__Exercise task__. All of the material below is to be retyped exactly.

__Provided records__.
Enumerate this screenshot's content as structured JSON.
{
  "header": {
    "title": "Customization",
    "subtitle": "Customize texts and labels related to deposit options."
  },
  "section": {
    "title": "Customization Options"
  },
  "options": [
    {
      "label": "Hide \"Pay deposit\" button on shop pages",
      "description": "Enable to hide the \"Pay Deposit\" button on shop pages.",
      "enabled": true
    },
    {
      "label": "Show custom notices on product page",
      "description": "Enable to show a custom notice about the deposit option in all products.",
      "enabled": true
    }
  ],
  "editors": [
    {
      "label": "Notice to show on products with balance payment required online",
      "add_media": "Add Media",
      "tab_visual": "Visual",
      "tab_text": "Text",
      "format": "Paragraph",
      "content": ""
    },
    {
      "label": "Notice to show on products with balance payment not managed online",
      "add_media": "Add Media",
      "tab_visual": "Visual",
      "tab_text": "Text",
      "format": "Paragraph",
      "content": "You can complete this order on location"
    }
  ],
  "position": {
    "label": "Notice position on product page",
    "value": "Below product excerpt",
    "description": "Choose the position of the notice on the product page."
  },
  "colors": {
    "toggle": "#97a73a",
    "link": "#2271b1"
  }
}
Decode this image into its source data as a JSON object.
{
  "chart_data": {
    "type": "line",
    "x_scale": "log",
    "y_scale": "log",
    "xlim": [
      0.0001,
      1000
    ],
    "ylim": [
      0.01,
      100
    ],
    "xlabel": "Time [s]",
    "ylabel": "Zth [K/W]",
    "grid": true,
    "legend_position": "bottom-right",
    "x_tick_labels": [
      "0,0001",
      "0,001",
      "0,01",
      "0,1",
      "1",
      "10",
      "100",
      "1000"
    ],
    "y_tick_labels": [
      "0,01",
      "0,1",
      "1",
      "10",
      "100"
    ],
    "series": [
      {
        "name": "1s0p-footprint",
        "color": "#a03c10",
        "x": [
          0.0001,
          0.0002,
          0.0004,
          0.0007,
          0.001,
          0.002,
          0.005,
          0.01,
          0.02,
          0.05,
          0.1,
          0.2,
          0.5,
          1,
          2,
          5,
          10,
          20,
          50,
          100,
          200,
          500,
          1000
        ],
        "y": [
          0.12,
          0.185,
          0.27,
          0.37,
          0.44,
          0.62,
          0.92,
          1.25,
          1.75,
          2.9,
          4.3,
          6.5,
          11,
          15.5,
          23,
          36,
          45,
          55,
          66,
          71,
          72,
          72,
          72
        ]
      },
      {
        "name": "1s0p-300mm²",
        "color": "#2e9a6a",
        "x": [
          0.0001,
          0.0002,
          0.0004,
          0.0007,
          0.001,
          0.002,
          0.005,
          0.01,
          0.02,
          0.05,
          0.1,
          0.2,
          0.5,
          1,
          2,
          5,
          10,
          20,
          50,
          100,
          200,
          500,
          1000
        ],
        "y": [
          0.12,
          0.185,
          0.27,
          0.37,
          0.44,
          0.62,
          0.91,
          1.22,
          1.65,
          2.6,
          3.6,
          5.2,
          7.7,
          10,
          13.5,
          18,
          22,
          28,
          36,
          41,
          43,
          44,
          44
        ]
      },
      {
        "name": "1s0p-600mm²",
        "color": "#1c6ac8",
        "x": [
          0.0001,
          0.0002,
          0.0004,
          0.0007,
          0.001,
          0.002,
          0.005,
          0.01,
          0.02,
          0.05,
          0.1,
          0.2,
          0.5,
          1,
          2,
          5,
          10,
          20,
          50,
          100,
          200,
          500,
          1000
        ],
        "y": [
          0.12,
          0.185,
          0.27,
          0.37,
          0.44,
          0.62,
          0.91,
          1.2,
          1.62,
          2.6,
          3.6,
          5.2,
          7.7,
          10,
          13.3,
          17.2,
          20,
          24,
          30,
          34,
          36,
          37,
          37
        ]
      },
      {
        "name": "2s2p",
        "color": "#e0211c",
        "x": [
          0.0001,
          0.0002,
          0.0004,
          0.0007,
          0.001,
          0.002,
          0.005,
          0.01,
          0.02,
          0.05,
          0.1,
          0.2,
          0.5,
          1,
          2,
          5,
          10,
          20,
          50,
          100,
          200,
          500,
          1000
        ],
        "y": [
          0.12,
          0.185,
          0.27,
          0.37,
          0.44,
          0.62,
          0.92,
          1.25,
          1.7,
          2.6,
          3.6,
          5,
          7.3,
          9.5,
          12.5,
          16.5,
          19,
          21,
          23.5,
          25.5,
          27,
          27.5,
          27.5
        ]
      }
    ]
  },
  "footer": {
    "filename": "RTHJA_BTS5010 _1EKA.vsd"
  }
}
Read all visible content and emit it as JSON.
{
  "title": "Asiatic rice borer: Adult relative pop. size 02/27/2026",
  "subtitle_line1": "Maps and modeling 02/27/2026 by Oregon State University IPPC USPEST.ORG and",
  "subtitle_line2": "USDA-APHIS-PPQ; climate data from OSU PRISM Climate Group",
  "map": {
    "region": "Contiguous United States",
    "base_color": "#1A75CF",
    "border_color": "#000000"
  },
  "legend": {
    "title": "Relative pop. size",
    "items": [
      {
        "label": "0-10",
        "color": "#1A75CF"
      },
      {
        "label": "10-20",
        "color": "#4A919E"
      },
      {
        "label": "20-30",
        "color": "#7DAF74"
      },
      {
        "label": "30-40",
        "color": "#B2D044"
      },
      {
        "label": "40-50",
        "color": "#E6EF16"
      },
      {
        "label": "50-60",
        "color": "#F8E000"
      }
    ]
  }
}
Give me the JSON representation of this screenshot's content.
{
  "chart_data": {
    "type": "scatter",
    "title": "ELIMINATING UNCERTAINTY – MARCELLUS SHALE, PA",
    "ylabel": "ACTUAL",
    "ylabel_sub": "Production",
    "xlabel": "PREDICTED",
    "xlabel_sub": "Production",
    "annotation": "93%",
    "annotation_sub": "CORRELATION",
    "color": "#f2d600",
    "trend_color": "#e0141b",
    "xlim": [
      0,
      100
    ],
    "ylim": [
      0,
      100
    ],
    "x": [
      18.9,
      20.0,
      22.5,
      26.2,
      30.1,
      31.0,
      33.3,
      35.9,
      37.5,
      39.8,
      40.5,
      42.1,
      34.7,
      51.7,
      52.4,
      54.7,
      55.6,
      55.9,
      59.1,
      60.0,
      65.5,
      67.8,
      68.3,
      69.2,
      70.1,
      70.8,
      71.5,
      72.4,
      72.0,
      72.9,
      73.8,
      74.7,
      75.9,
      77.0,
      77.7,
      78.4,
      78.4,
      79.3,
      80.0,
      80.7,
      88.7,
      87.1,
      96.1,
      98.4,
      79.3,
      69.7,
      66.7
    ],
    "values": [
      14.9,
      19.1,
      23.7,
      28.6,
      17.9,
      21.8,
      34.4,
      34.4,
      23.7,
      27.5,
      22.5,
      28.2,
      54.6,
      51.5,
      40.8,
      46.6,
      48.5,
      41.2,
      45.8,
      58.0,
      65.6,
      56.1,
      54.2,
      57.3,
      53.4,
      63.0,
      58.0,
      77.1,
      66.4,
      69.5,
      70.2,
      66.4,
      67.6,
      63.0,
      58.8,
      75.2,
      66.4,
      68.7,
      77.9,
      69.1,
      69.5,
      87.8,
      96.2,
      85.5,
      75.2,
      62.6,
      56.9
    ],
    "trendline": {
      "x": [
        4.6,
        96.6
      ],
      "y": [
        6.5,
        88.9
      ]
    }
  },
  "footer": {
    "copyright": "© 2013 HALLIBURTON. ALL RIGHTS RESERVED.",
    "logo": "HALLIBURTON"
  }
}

__Task result__.
Enumerate this screenshot's content as structured JSON.
{
  "header": {
    "title": "Customization",
    "subtitle": "Customize texts and labels related to deposit options."
  },
  "section": {
    "title": "Customization Options"
  },
  "options": [
    {
      "label": "Hide \"Pay deposit\" button on shop pages",
      "description": "Enable to hide the \"Pay Deposit\" button on shop pages.",
      "enabled": true
    },
    {
      "label": "Show custom notices on product page",
      "description": "Enable to show a custom notice about the deposit option in all products.",
      "enabled": true
    }
  ],
  "editors": [
    {
      "label": "Notice to show on products with balance payment required online",
      "add_media": "Add Media",
      "tab_visual": "Visual",
      "tab_text": "Text",
      "format": "Paragraph",
      "content": ""
    },
    {
      "label": "Notice to show on products with balance payment not managed online",
      "add_media": "Add Media",
      "tab_visual": "Visual",
      "tab_text": "Text",
      "format": "Paragraph",
      "content": "You can complete this order on location"
    }
  ],
  "position": {
    "label": "Notice position on product page",
    "value": "Below product excerpt",
    "description": "Choose the position of the notice on the product page."
  },
  "colors": {
    "toggle": "#97a73a",
    "link": "#2271b1"
  }
}
Decode this image into its source data as a JSON object.
{
  "chart_data": {
    "type": "line",
    "x_scale": "log",
    "y_scale": "log",
    "xlim": [
      0.0001,
      1000
    ],
    "ylim": [
      0.01,
      100
    ],
    "xlabel": "Time [s]",
    "ylabel": "Zth [K/W]",
    "grid": true,
    "legend_position": "bottom-right",
    "x_tick_labels": [
      "0,0001",
      "0,001",
      "0,01",
      "0,1",
      "1",
      "10",
      "100",
      "1000"
    ],
    "y_tick_labels": [
      "0,01",
      "0,1",
      "1",
      "10",
      "100"
    ],
    "series": [
      {
        "name": "1s0p-footprint",
        "color": "#a03c10",
        "x": [
          0.0001,
          0.0002,
          0.0004,
          0.0007,
          0.001,
          0.002,
          0.005,
          0.01,
          0.02,
          0.05,
          0.1,
          0.2,
          0.5,
          1,
          2,
          5,
          10,
          20,
          50,
          100,
          200,
          500,
          1000
        ],
        "y": [
          0.12,
          0.185,
          0.27,
          0.37,
          0.44,
          0.62,
          0.92,
          1.25,
          1.75,
          2.9,
          4.3,
          6.5,
          11,
          15.5,
          23,
          36,
          45,
          55,
          66,
          71,
          72,
          72,
          72
        ]
      },
      {
        "name": "1s0p-300mm²",
        "color": "#2e9a6a",
        "x": [
          0.0001,
          0.0002,
          0.0004,
          0.0007,
          0.001,
          0.002,
          0.005,
          0.01,
          0.02,
          0.05,
          0.1,
          0.2,
          0.5,
          1,
          2,
          5,
          10,
          20,
          50,
          100,
          200,
          500,
          1000
        ],
        "y": [
          0.12,
          0.185,
          0.27,
          0.37,
          0.44,
          0.62,
          0.91,
          1.22,
          1.65,
          2.6,
          3.6,
          5.2,
          7.7,
          10,
          13.5,
          18,
          22,
          28,
          36,
          41,
          43,
          44,
          44
        ]
      },
      {
        "name": "1s0p-600mm²",
        "color": "#1c6ac8",
        "x": [
          0.0001,
          0.0002,
          0.0004,
          0.0007,
          0.001,
          0.002,
          0.005,
          0.01,
          0.02,
          0.05,
          0.1,
          0.2,
          0.5,
          1,
          2,
          5,
          10,
          20,
          50,
          100,
          200,
          500,
          1000
        ],
        "y": [
          0.12,
          0.185,
          0.27,
          0.37,
          0.44,
          0.62,
          0.91,
          1.2,
          1.62,
          2.6,
          3.6,
          5.2,
          7.7,
          10,
          13.3,
          17.2,
          20,
          24,
          30,
          34,
          36,
          37,
          37
        ]
      },
      {
        "name": "2s2p",
        "color": "#e0211c",
        "x": [
          0.0001,
          0.0002,
          0.0004,
          0.0007,
          0.001,
          0.002,
          0.005,
          0.01,
          0.02,
          0.05,
          0.1,
          0.2,
          0.5,
          1,
          2,
          5,
          10,
          20,
          50,
          100,
          200,
          500,
          1000
        ],
        "y": [
          0.12,
          0.185,
          0.27,
          0.37,
          0.44,
          0.62,
          0.92,
          1.25,
          1.7,
          2.6,
          3.6,
          5,
          7.3,
          9.5,
          12.5,
          16.5,
          19,
          21,
          23.5,
          25.5,
          27,
          27.5,
          27.5
        ]
      }
    ]
  },
  "footer": {
    "filename": "RTHJA_BTS5010 _1EKA.vsd"
  }
}
Read all visible content and emit it as JSON.
{
  "title": "Asiatic rice borer: Adult relative pop. size 02/27/2026",
  "subtitle_line1": "Maps and modeling 02/27/2026 by Oregon State University IPPC USPEST.ORG and",
  "subtitle_line2": "USDA-APHIS-PPQ; climate data from OSU PRISM Climate Group",
  "map": {
    "region": "Contiguous United States",
    "base_color": "#1A75CF",
    "border_color": "#000000"
  },
  "legend": {
    "title": "Relative pop. size",
    "items": [
      {
        "label": "0-10",
        "color": "#1A75CF"
      },
      {
        "label": "10-20",
        "color": "#4A919E"
      },
      {
        "label": "20-30",
        "color": "#7DAF74"
      },
      {
        "label": "30-40",
        "color": "#B2D044"
      },
      {
        "label": "40-50",
        "color": "#E6EF16"
      },
      {
        "label": "50-60",
        "color": "#F8E000"
      }
    ]
  }
}
Give me the JSON representation of this screenshot's content.
{
  "chart_data": {
    "type": "scatter",
    "title": "ELIMINATING UNCERTAINTY – MARCELLUS SHALE, PA",
    "ylabel": "ACTUAL",
    "ylabel_sub": "Production",
    "xlabel": "PREDICTED",
    "xlabel_sub": "Production",
    "annotation": "93%",
    "annotation_sub": "CORRELATION",
    "color": "#f2d600",
    "trend_color": "#e0141b",
    "xlim": [
      0,
      100
    ],
    "ylim": [
      0,
      100
    ],
    "x": [
      18.9,
      20.0,
      22.5,
      26.2,
      30.1,
      31.0,
      33.3,
      35.9,
      37.5,
      39.8,
      40.5,
      42.1,
      34.7,
      51.7,
      52.4,
      54.7,
      55.6,
      55.9,
      59.1,
      60.0,
      65.5,
      67.8,
      68.3,
      69.2,
      70.1,
      70.8,
      71.5,
      72.4,
      72.0,
      72.9,
      73.8,
      74.7,
      75.9,
      77.0,
      77.7,
      78.4,
      78.4,
      79.3,
      80.0,
      80.7,
      88.7,
      87.1,
      96.1,
      98.4,
      79.3,
      69.7,
      66.7
    ],
    "values": [
      14.9,
      19.1,
      23.7,
      28.6,
      17.9,
      21.8,
      34.4,
      34.4,
      23.7,
      27.5,
      22.5,
      28.2,
      54.6,
      51.5,
      40.8,
      46.6,
      48.5,
      41.2,
      45.8,
      58.0,
      65.6,
      56.1,
      54.2,
      57.3,
      53.4,
      63.0,
      58.0,
      77.1,
      66.4,
      69.5,
      70.2,
      66.4,
      67.6,
      63.0,
      58.8,
      75.2,
      66.4,
      68.7,
      77.9,
      69.1,
      69.5,
      87.8,
      96.2,
      85.5,
      75.2,
      62.6,
      56.9
    ],
    "trendline": {
      "x": [
        4.6,
        96.6
      ],
      "y": [
        6.5,
        88.9
      ]
    }
  },
  "footer": {
    "copyright": "© 2013 HALLIBURTON. ALL RIGHTS RESERVED.",
    "logo": "HALLIBURTON"
  }
}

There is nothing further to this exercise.